Data excerpts:
□ □ □ □ □
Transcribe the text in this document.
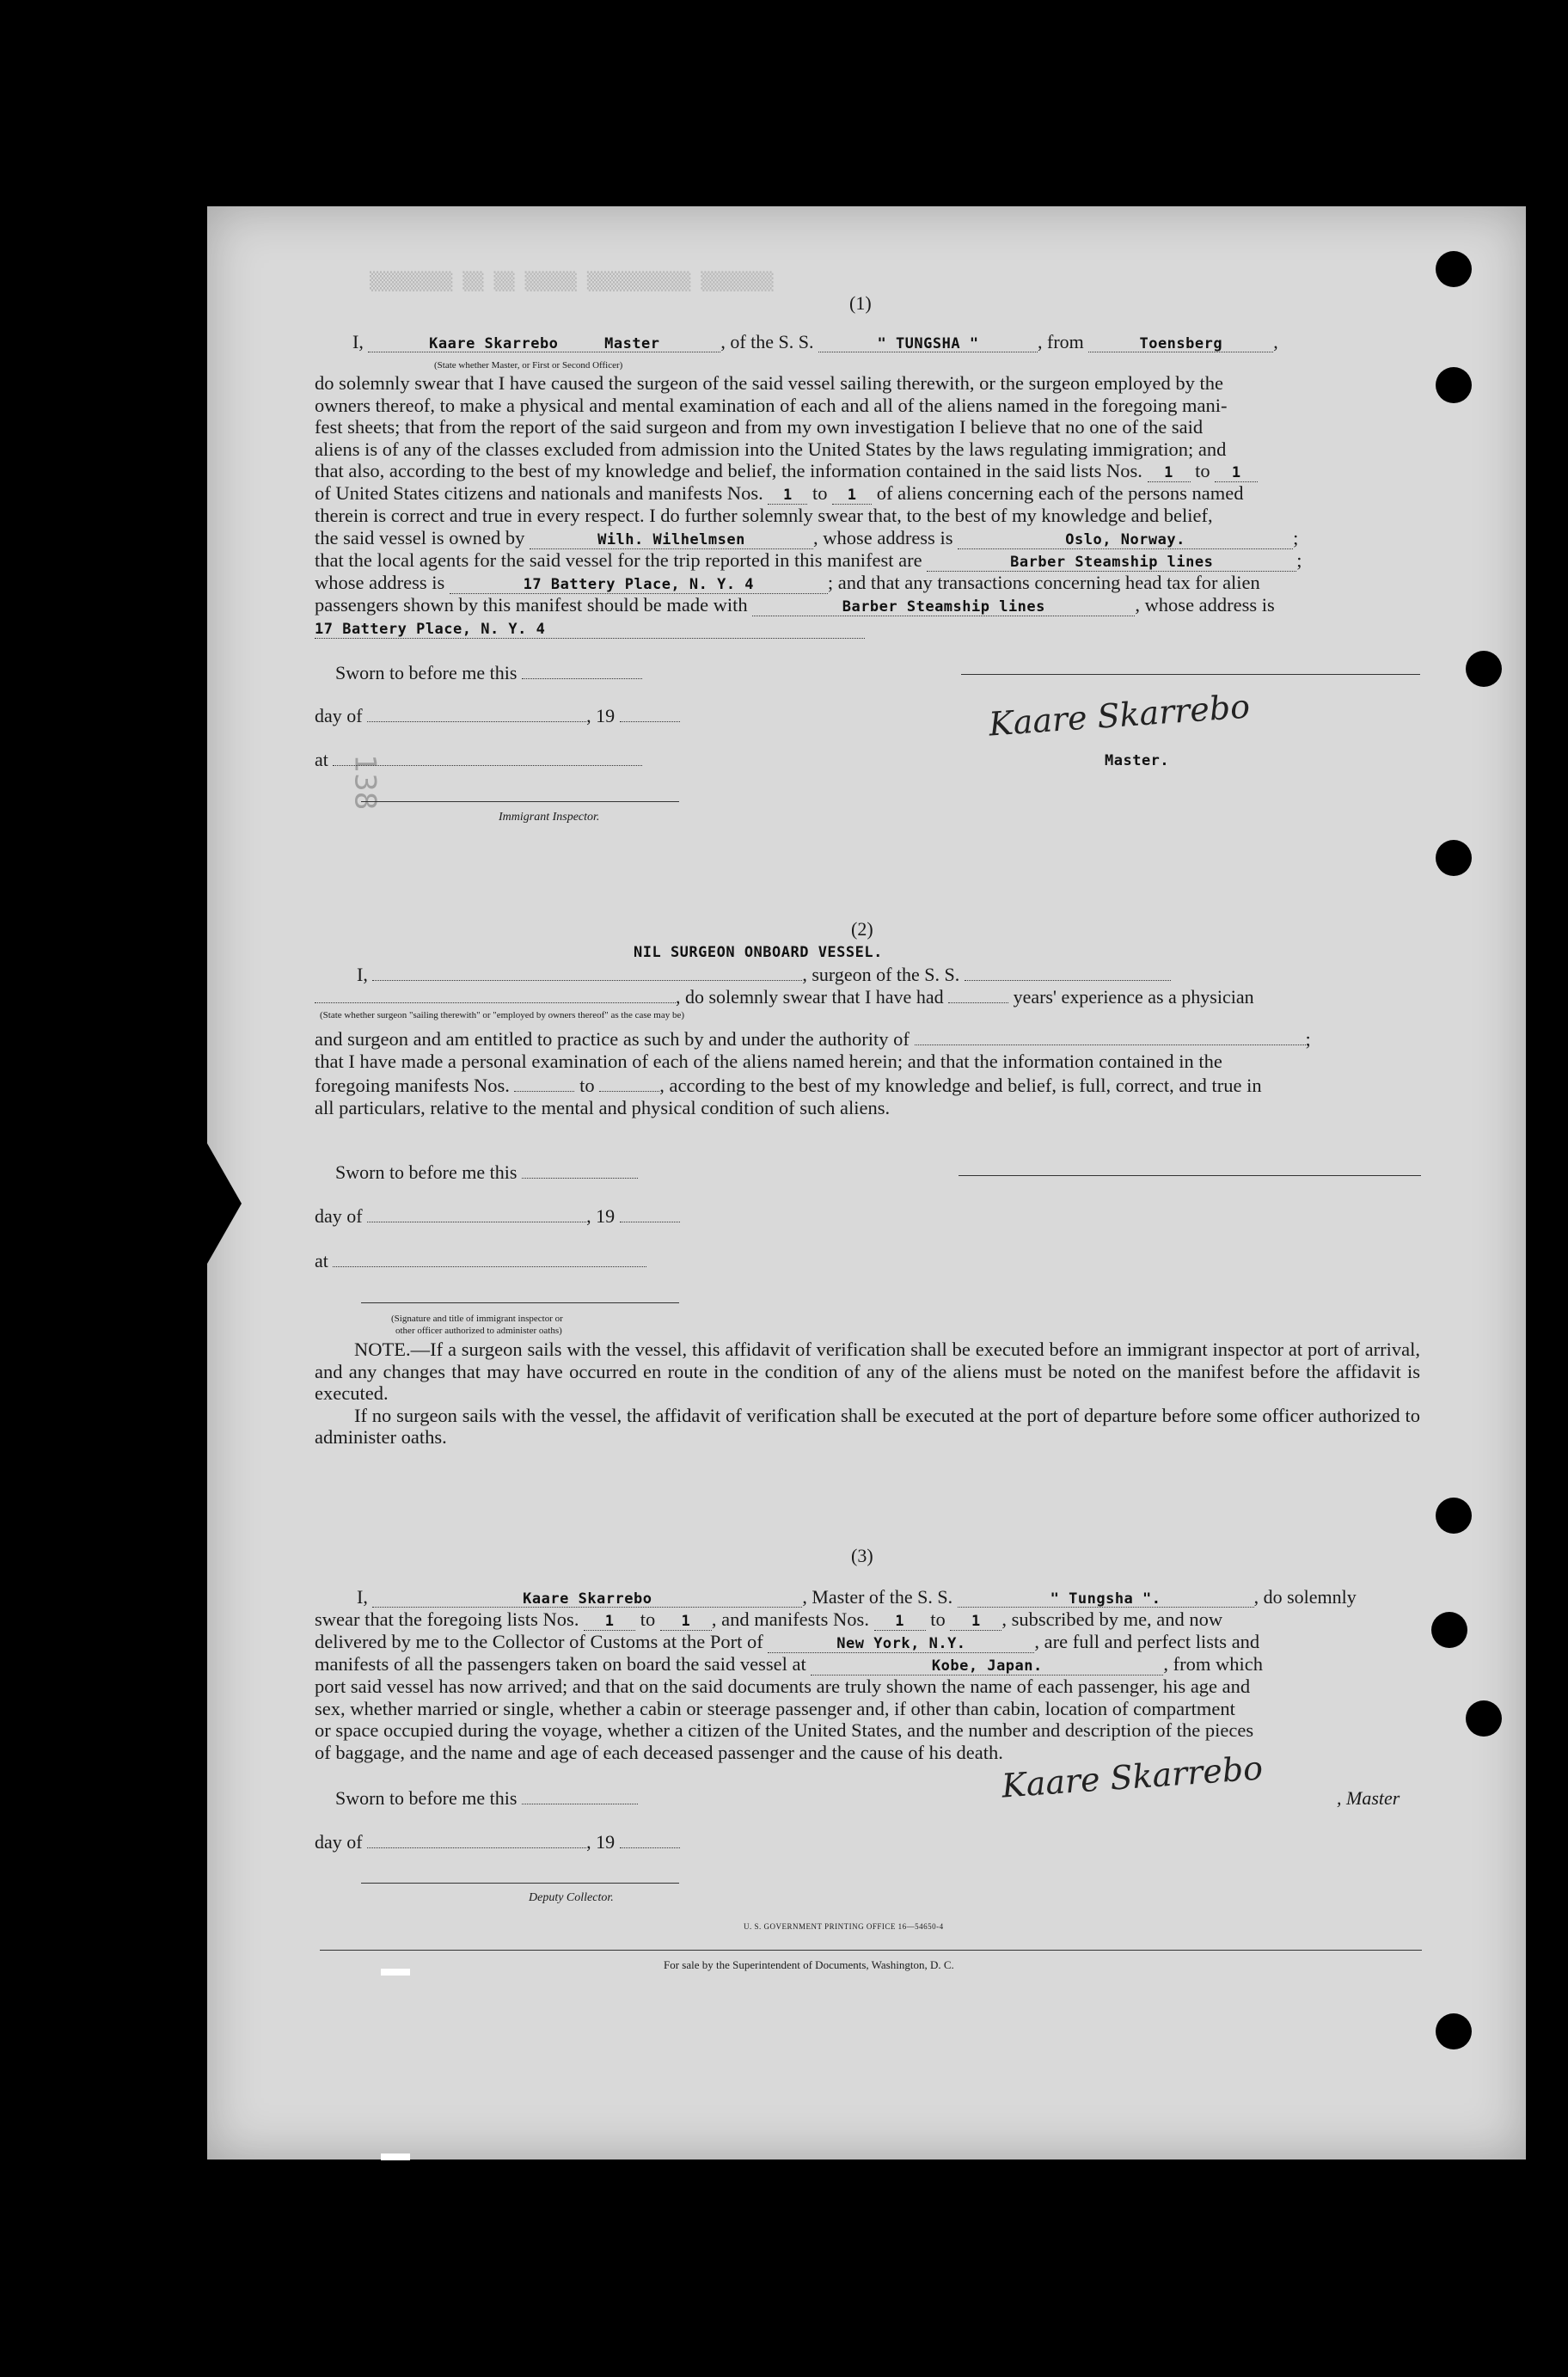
▒▒▒▒▒▒▒▒ ▒▒ ▒▒ ▒▒▒▒▒ ▒▒▒▒▒▒▒▒▒▒ ▒▒▒▒▒▒▒
138
(1)
I,	Kaare Skarrebo	Master	, of the S. S.	" TUNGSHA "	, from	Toensberg	,
(State whether Master, or First or Second Officer)

do solemnly swear that I have caused the surgeon of the said vessel sailing therewith, or the surgeon employed by the

owners thereof, to make a physical and mental examination of each and all of the aliens named in the foregoing mani-

fest sheets; that from the report of the said surgeon and from my own investigation I believe that no one of the said

aliens is of any of the classes excluded from admission into the United States by the laws regulating immigration; and

that also, according to the best of my knowledge and belief, the information contained in the said lists Nos. 1 to 1

of United States citizens and nationals and manifests Nos. 1 to 1 of aliens concerning each of the persons named

therein is correct and true in every respect. I do further solemnly swear that, to the best of my knowledge and belief,

the said vessel is owned by	Wilh. Wilhelmsen	, whose address is	Oslo, Norway.	;

that the local agents for the said vessel for the trip reported in this manifest are	Barber Steamship lines	;

whose address is	17 Battery Place, N. Y. 4	; and that any transactions concerning head tax for alien

passengers shown by this manifest should be made with	Barber Steamship lines	, whose address is

17 Battery Place, N. Y. 4

Sworn to before me this
day of	, 19
at
Immigrant Inspector.
Kaare Skarrebo
Master.
(2)
NIL SURGEON ONBOARD VESSEL.
I,	, surgeon of the S. S.
, do solemnly swear that I have had	years' experience as a physician
(State whether surgeon "sailing therewith" or "employed by owners thereof" as the case may be)

and surgeon and am entitled to practice as such by and under the authority of	;

that I have made a personal examination of each of the aliens named herein; and that the information contained in the

foregoing manifests Nos.	to	, according to the best of my knowledge and belief, is full, correct, and true in

all particulars, relative to the mental and physical condition of such aliens.

Sworn to before me this
day of	, 19
at
(Signature and title of immigrant inspector or
other officer authorized to administer oaths)

NOTE.—If a surgeon sails with the vessel, this affidavit of verification shall be executed before an immigrant inspector at port of arrival, and any changes that may have occurred en route in the condition of any of the aliens must be noted on the manifest before the affidavit is executed.

If no surgeon sails with the vessel, the affidavit of verification shall be executed at the port of departure before some officer authorized to administer oaths.

(3)
I,	Kaare Skarrebo	, Master of the S. S.	" Tungsha ".	, do solemnly

swear that the foregoing lists Nos. 1 to 1 , and manifests Nos. 1 to 1 , subscribed by me, and now

delivered by me to the Collector of Customs at the Port of	New York, N.Y.	, are full and perfect lists and

manifests of all the passengers taken on board the said vessel at	Kobe, Japan.	, from which

port said vessel has now arrived; and that on the said documents are truly shown the name of each passenger, his age and

sex, whether married or single, whether a cabin or steerage passenger and, if other than cabin, location of compartment

or space occupied during the voyage, whether a citizen of the United States, and the number and description of the pieces

of baggage, and the name and age of each deceased passenger and the cause of his death.

Sworn to before me this	Kaare Skarrebo	, Master
day of	, 19
Deputy Collector.
U. S. GOVERNMENT PRINTING OFFICE 16—54650-4
For sale by the Superintendent of Documents, Washington, D. C.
□ □ □ □ □
Find and copy every line in the entries above where the string "other" occurs.

other officer authorized to administer oaths)
sex, whether married or single, whether a cabin or steerage passenger and, if other than cabin, location of compartment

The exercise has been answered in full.